## THE TASK
Transcribe the whole listing without a single picture.
---------- INPUT ROWS ----------
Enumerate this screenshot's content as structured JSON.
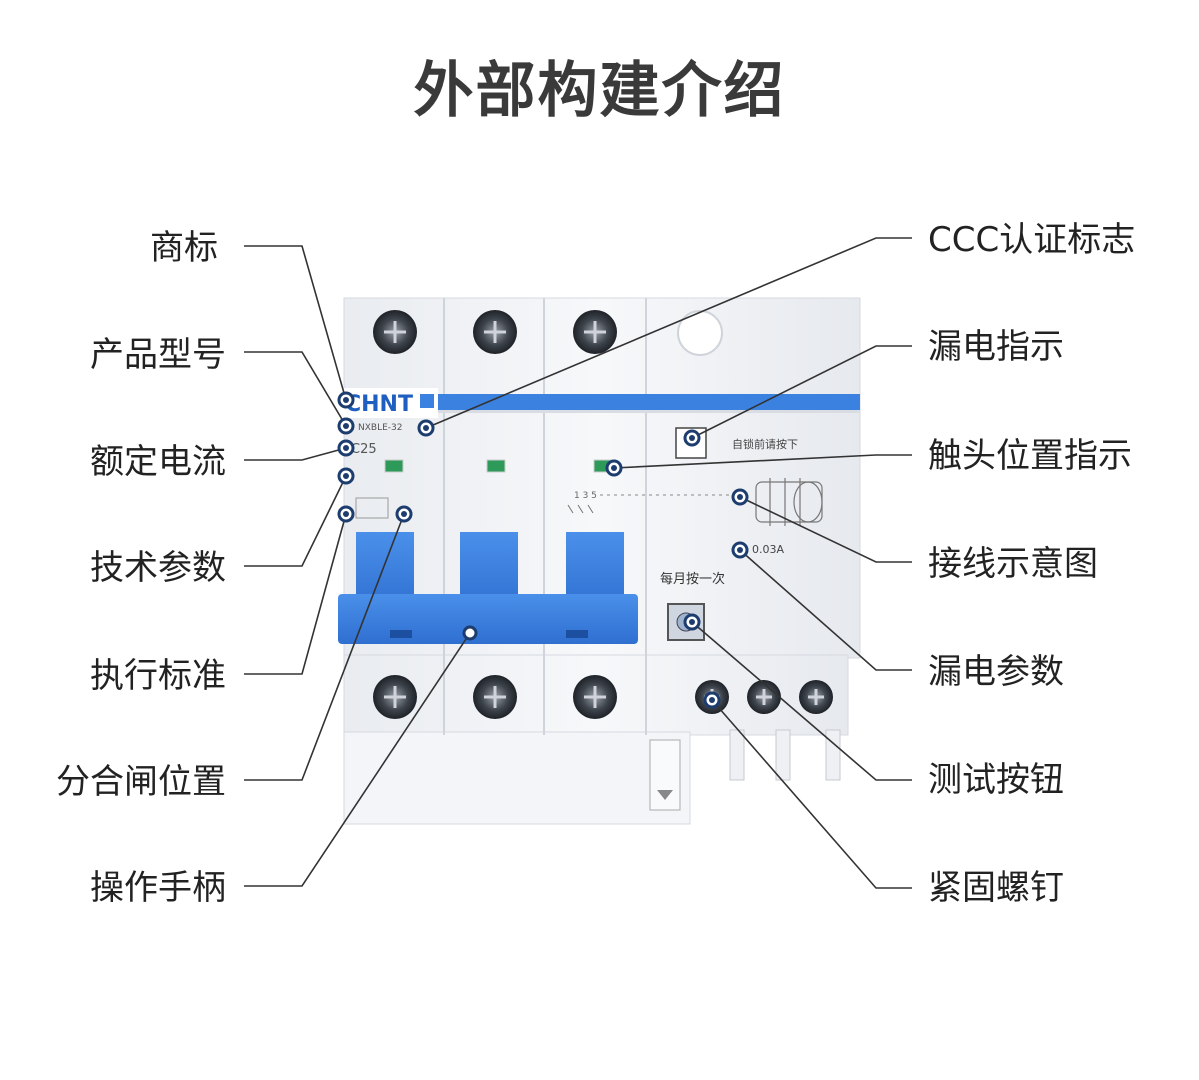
{
  "title": "外部构建介绍",
  "brand": "CHNT",
  "product": {
    "model_text": "NXBLE-32",
    "current_text": "C25",
    "leak_text": "0.03A",
    "monthly_test_text": "每月按一次",
    "reclose_text": "自锁前请按下"
  },
  "labels_left": [
    {
      "id": "brand-mark",
      "text": "商标"
    },
    {
      "id": "product-model",
      "text": "产品型号"
    },
    {
      "id": "rated-current",
      "text": "额定电流"
    },
    {
      "id": "tech-params",
      "text": "技术参数"
    },
    {
      "id": "exec-standard",
      "text": "执行标准"
    },
    {
      "id": "switch-position",
      "text": "分合闸位置"
    },
    {
      "id": "operating-handle",
      "text": "操作手柄"
    }
  ],
  "labels_right": [
    {
      "id": "ccc-mark",
      "text": "CCC认证标志"
    },
    {
      "id": "leak-indicator",
      "text": "漏电指示"
    },
    {
      "id": "contact-indicator",
      "text": "触头位置指示"
    },
    {
      "id": "wiring-diagram",
      "text": "接线示意图"
    },
    {
      "id": "leak-params",
      "text": "漏电参数"
    },
    {
      "id": "test-button",
      "text": "测试按钮"
    },
    {
      "id": "fastening-screw",
      "text": "紧固螺钉"
    }
  ],
  "colors": {
    "blue": "#3b82e0",
    "blue_dark": "#2a66c4",
    "body": "#f1f3f6",
    "line": "#333333",
    "dot": "#1c3d6e"
  }
}
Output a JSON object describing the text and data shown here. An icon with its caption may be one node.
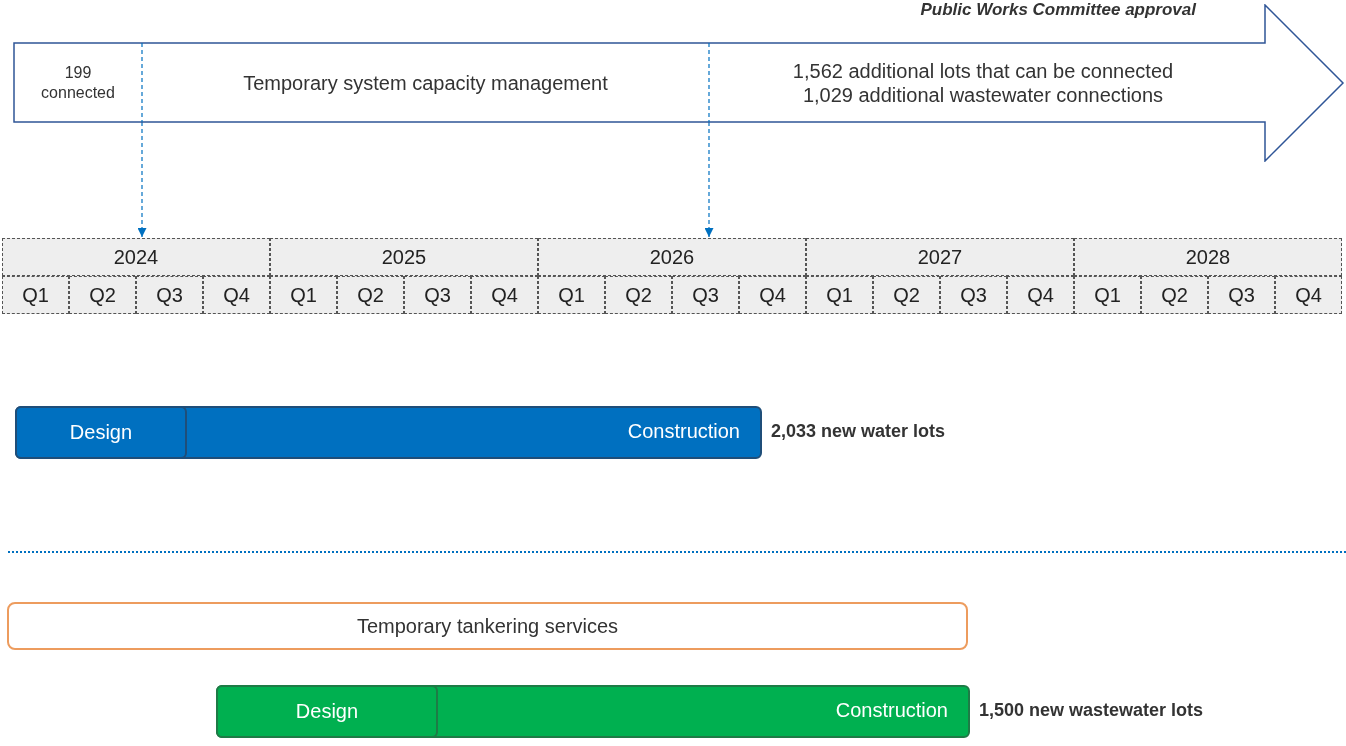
{
  "diagram": {
    "nodes": [
      {
        "text": [
          "199 connected",
          "Temporary system capacity management",
          "1,562 additional lots that can be connected 1,029 additional wastewater connections"
        ]
      },
      {
        "text": [
          "2024"
        ]
      },
      {
        "text": [
          "2025"
        ]
      },
      {
        "text": [
          "2026"
        ]
      },
      {
        "text": [
          "2027"
        ]
      },
      {
        "text": [
          "2028"
        ]
      },
      {
        "text": [
          "Construction"
        ],
        "beside": [
          "2,033 new water lots"
        ]
      },
      {
        "text": [
          "Design"
        ],
        "in": 6
      },
      {
        "text": [
          "Temporary tankering services"
        ]
      },
      {
        "text": [
          "Construction"
        ],
        "beside": [
          "1,500 new wastewater lots"
        ]
      },
      {
        "text": [
          "Design"
        ],
        "in": 9
      }
    ],
    "edges": [
      {
        "from": 0,
        "to": 1,
        "arrow": "to",
        "style": "dashed",
        "color": "#0070c0"
      },
      {
        "from": 0,
        "to": 3,
        "arrow": "to",
        "style": "dashed",
        "color": "#0070c0"
      }
    ],
    "labels": [
      "Public Works Committee approval",
      "Q1",
      "Q2",
      "Q3",
      "Q4",
      "Q1",
      "Q2",
      "Q3",
      "Q4",
      "Q1",
      "Q2",
      "Q3",
      "Q4",
      "Q1",
      "Q2",
      "Q3",
      "Q4",
      "Q1",
      "Q2",
      "Q3",
      "Q4"
    ]
  }
}
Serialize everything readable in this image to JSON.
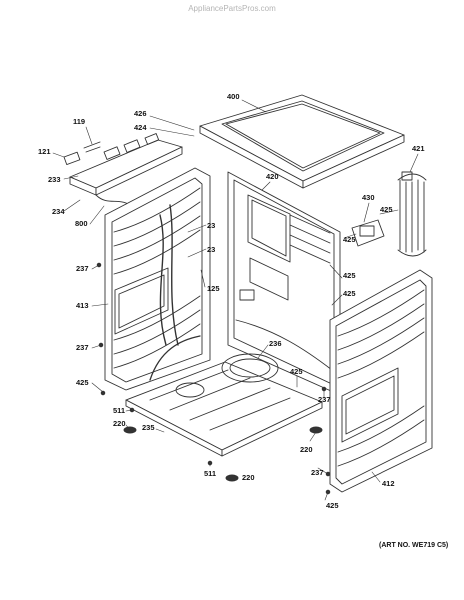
{
  "watermark": "AppliancePartsPros.com",
  "art_number": "(ART NO. WE719 C5)",
  "colors": {
    "line": "#333333",
    "text": "#111111",
    "watermark": "#b5b5b5"
  },
  "callouts": {
    "c400": "400",
    "c426": "426",
    "c424": "424",
    "c119": "119",
    "c121": "121",
    "c233": "233",
    "c234": "234",
    "c800": "800",
    "c420": "420",
    "c421": "421",
    "c430": "430",
    "c425a": "425",
    "c425b": "425",
    "c425c": "425",
    "c425d": "425",
    "c425e": "425",
    "c425f": "425",
    "c425g": "425",
    "c23a": "23",
    "c23b": "23",
    "c125": "125",
    "c237a": "237",
    "c237b": "237",
    "c237c": "237",
    "c237d": "237",
    "c413": "413",
    "c236": "236",
    "c511a": "511",
    "c511b": "511",
    "c220a": "220",
    "c220b": "220",
    "c220c": "220",
    "c235": "235",
    "c412": "412"
  }
}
----------
## FULL ANSWER
Enumerate this screenshot's content as structured JSON.
{
  "title": "外部构建介绍",
  "brand": "CHNT",
  "product": {
    "model_text": "NXBLE-32",
    "current_text": "C25",
    "leak_text": "0.03A",
    "monthly_test_text": "每月按一次",
    "reclose_text": "自锁前请按下"
  },
  "labels_left": [
    {
      "id": "brand-mark",
      "text": "商标"
    },
    {
      "id": "product-model",
      "text": "产品型号"
    },
    {
      "id": "rated-current",
      "text": "额定电流"
    },
    {
      "id": "tech-params",
      "text": "技术参数"
    },
    {
      "id": "exec-standard",
      "text": "执行标准"
    },
    {
      "id": "switch-position",
      "text": "分合闸位置"
    },
    {
      "id": "operating-handle",
      "text": "操作手柄"
    }
  ],
  "labels_right": [
    {
      "id": "ccc-mark",
      "text": "CCC认证标志"
    },
    {
      "id": "leak-indicator",
      "text": "漏电指示"
    },
    {
      "id": "contact-indicator",
      "text": "触头位置指示"
    },
    {
      "id": "wiring-diagram",
      "text": "接线示意图"
    },
    {
      "id": "leak-params",
      "text": "漏电参数"
    },
    {
      "id": "test-button",
      "text": "测试按钮"
    },
    {
      "id": "fastening-screw",
      "text": "紧固螺钉"
    }
  ],
  "colors": {
    "blue": "#3b82e0",
    "blue_dark": "#2a66c4",
    "body": "#f1f3f6",
    "line": "#333333",
    "dot": "#1c3d6e"
  }
}
Output a JSON object describing the text and data shown here. An icon with its caption may be one node.
{
  "diagram": {
    "nodes": [
      {
        "text": [
          "199 connected",
          "Temporary system capacity management",
          "1,562 additional lots that can be connected 1,029 additional wastewater connections"
        ]
      },
      {
        "text": [
          "2024"
        ]
      },
      {
        "text": [
          "2025"
        ]
      },
      {
        "text": [
          "2026"
        ]
      },
      {
        "text": [
          "2027"
        ]
      },
      {
        "text": [
          "2028"
        ]
      },
      {
        "text": [
          "Construction"
        ],
        "beside": [
          "2,033 new water lots"
        ]
      },
      {
        "text": [
          "Design"
        ],
        "in": 6
      },
      {
        "text": [
          "Temporary tankering services"
        ]
      },
      {
        "text": [
          "Construction"
        ],
        "beside": [
          "1,500 new wastewater lots"
        ]
      },
      {
        "text": [
          "Design"
        ],
        "in": 9
      }
    ],
    "edges": [
      {
        "from": 0,
        "to": 1,
        "arrow": "to",
        "style": "dashed",
        "color": "#0070c0"
      },
      {
        "from": 0,
        "to": 3,
        "arrow": "to",
        "style": "dashed",
        "color": "#0070c0"
      }
    ],
    "labels": [
      "Public Works Committee approval",
      "Q1",
      "Q2",
      "Q3",
      "Q4",
      "Q1",
      "Q2",
      "Q3",
      "Q4",
      "Q1",
      "Q2",
      "Q3",
      "Q4",
      "Q1",
      "Q2",
      "Q3",
      "Q4",
      "Q1",
      "Q2",
      "Q3",
      "Q4"
    ]
  }
}
Serialize everything readable in this image to JSON.
{
  "watermark": "AppliancePartsPros.com",
  "art_number": "(ART NO. WE719 C5)",
  "colors": {
    "line": "#333333",
    "text": "#111111",
    "watermark": "#b5b5b5"
  },
  "callouts": {
    "c400": "400",
    "c426": "426",
    "c424": "424",
    "c119": "119",
    "c121": "121",
    "c233": "233",
    "c234": "234",
    "c800": "800",
    "c420": "420",
    "c421": "421",
    "c430": "430",
    "c425a": "425",
    "c425b": "425",
    "c425c": "425",
    "c425d": "425",
    "c425e": "425",
    "c425f": "425",
    "c425g": "425",
    "c23a": "23",
    "c23b": "23",
    "c125": "125",
    "c237a": "237",
    "c237b": "237",
    "c237c": "237",
    "c237d": "237",
    "c413": "413",
    "c236": "236",
    "c511a": "511",
    "c511b": "511",
    "c220a": "220",
    "c220b": "220",
    "c220c": "220",
    "c235": "235",
    "c412": "412"
  }
}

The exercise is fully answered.